Exercise: Wherever a line in the data below holds "Weekend", copy that line.

== Records for the task

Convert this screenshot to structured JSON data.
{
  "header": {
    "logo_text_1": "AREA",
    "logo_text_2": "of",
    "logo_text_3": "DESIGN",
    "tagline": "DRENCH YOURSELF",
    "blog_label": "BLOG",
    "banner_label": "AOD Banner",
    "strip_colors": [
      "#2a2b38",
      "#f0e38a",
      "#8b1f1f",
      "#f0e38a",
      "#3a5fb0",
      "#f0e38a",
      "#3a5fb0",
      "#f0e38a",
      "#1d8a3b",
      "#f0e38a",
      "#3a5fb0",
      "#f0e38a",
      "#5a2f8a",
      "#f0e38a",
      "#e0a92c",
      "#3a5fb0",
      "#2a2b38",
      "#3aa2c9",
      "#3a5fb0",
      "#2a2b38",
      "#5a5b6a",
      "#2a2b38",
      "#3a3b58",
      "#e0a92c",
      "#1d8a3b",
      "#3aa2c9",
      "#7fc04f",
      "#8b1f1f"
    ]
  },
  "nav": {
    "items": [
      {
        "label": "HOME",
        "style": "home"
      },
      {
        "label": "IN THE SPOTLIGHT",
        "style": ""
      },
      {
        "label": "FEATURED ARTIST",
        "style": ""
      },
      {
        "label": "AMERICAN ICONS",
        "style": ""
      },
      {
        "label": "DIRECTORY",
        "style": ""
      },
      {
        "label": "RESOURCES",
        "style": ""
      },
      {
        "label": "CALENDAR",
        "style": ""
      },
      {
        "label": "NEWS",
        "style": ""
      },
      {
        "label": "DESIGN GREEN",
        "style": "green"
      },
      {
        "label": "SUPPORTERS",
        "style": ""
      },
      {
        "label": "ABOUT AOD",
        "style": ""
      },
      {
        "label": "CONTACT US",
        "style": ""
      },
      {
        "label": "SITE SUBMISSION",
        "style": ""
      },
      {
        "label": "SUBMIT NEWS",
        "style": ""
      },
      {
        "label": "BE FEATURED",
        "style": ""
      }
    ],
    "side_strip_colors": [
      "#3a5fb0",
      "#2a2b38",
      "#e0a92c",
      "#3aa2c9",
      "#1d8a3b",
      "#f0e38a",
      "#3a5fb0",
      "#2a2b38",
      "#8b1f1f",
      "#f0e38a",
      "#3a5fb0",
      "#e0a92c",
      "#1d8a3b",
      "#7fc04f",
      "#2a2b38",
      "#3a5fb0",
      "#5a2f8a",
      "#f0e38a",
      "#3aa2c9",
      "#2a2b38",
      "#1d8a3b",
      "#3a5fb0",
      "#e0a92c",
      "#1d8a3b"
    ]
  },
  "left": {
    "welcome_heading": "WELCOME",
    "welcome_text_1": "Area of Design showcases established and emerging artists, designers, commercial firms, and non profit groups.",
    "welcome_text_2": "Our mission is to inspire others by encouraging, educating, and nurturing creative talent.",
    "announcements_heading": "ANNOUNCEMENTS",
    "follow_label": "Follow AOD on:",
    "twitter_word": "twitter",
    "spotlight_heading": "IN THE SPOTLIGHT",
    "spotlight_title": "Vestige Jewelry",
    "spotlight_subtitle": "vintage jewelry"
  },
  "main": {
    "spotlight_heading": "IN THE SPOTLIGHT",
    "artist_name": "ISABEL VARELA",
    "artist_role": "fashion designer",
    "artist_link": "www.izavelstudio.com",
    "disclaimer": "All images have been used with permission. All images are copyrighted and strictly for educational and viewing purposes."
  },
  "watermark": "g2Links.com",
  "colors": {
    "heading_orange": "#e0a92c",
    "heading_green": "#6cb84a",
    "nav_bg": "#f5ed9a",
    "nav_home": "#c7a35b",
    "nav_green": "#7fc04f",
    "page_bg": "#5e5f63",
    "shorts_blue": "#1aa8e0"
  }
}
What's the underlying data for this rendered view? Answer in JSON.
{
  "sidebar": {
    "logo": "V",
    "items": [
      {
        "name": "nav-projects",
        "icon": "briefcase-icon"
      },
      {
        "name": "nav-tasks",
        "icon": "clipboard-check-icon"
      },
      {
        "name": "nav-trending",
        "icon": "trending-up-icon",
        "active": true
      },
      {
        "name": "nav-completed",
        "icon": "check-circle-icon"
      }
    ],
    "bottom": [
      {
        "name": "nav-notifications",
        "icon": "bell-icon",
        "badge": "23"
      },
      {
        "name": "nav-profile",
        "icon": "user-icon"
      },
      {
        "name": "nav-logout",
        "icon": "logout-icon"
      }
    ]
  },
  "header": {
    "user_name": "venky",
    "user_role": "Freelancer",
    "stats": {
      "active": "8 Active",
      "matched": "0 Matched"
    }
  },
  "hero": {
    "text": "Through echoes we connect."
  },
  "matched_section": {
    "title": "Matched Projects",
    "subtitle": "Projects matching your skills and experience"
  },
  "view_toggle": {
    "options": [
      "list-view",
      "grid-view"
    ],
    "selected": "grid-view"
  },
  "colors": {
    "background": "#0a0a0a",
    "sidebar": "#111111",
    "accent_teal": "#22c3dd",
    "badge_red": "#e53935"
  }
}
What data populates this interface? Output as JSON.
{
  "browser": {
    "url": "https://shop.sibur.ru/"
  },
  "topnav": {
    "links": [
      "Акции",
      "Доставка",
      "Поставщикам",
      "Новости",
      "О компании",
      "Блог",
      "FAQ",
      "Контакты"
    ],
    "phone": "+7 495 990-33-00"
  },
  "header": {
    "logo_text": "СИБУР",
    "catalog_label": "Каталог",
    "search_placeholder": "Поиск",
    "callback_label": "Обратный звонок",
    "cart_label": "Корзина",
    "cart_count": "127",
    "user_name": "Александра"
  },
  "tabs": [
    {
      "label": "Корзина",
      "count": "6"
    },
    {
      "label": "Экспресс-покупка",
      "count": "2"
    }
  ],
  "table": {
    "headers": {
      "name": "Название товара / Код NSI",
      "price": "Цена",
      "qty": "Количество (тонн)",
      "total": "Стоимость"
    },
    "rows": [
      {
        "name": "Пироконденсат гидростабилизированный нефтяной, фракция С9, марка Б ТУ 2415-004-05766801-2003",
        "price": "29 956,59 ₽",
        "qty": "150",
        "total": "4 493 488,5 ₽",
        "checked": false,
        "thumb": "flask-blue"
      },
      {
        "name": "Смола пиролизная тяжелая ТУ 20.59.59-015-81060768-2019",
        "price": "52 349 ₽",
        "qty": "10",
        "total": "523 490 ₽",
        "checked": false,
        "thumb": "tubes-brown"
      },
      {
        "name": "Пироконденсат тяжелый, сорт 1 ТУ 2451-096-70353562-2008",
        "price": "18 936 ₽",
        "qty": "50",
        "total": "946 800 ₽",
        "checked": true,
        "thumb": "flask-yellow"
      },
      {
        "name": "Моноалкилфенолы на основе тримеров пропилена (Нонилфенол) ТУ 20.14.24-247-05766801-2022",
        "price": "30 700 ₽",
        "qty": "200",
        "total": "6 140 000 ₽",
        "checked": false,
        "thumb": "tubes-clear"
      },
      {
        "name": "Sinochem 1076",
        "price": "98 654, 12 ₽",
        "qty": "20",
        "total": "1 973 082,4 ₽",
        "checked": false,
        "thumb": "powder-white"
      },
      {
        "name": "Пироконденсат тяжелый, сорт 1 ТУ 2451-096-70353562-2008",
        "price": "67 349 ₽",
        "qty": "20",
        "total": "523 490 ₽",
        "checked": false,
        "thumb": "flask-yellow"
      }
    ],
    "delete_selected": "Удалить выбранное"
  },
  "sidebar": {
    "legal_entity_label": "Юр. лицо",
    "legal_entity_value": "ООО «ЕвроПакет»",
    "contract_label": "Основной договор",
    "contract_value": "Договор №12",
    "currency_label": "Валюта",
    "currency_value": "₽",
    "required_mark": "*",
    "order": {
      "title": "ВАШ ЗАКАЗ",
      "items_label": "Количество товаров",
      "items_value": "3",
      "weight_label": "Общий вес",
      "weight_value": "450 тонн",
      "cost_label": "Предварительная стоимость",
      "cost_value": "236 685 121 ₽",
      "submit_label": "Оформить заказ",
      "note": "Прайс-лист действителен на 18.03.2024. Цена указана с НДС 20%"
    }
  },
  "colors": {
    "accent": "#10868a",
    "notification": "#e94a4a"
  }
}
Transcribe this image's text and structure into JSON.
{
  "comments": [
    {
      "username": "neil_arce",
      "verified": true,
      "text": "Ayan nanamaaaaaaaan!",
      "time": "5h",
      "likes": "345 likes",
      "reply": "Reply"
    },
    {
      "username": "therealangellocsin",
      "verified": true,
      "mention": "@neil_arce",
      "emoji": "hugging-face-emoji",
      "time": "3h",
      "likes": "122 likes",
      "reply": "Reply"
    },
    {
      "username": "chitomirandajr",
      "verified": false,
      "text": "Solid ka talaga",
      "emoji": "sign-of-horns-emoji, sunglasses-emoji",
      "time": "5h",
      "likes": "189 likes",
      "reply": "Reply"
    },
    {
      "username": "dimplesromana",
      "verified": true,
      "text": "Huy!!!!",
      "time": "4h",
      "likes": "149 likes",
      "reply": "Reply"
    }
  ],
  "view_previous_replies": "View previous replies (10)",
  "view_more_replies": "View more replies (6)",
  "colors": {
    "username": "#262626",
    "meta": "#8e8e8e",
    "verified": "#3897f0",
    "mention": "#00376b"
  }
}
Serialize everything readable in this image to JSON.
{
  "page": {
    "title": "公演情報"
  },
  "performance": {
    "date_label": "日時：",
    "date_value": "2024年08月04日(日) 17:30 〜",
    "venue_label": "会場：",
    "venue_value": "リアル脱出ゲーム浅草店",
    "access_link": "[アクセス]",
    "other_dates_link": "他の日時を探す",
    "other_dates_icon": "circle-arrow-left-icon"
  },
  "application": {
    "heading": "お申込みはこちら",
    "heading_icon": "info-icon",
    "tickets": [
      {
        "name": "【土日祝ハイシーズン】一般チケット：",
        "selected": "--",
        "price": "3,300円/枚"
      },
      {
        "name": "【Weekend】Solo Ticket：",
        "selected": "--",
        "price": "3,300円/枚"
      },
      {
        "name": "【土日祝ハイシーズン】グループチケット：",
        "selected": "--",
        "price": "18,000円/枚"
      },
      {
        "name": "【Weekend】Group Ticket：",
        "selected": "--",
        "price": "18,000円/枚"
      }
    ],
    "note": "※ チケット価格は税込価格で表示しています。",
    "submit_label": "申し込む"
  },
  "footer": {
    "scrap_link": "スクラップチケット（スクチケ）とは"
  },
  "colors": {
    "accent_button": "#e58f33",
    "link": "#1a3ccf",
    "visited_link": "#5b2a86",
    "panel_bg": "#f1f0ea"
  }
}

====

Answer to this task:
        "name": "【Weekend】Solo Ticket：",
        "name": "【Weekend】Group Ticket：",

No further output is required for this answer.